* INFORMATION GIVEN:
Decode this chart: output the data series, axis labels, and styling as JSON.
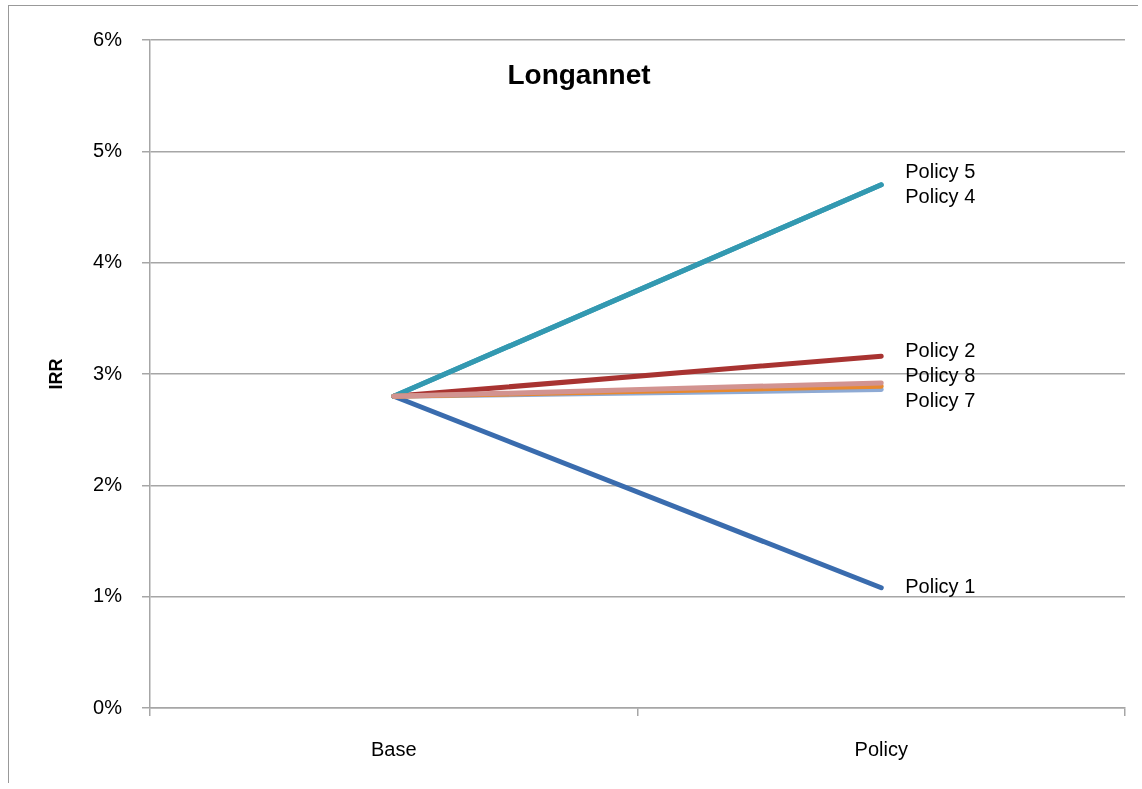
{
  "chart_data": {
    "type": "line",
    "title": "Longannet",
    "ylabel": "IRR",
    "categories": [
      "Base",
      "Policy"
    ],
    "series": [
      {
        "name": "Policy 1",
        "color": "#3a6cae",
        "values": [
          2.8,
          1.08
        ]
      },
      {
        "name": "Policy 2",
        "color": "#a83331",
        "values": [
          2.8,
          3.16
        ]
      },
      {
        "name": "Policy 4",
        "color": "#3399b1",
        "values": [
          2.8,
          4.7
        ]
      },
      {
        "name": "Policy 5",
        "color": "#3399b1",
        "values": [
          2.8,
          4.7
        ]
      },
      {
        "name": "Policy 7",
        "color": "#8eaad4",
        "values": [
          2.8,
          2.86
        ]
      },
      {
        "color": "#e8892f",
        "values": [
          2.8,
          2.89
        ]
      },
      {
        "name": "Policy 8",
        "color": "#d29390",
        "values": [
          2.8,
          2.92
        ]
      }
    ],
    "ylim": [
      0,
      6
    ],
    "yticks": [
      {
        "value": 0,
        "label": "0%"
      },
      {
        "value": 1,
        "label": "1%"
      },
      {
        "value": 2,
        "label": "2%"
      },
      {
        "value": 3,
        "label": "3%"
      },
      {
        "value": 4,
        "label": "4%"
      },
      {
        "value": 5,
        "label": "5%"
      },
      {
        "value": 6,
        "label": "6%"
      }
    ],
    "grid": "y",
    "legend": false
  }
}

* BRIEF:
Filter the records above for "color" and copy every matching line.

* REPLY:
        "color": "#3a6cae",
        "color": "#a83331",
        "color": "#3399b1",
        "color": "#3399b1",
        "color": "#8eaad4",
        "color": "#e8892f",
        "color": "#d29390",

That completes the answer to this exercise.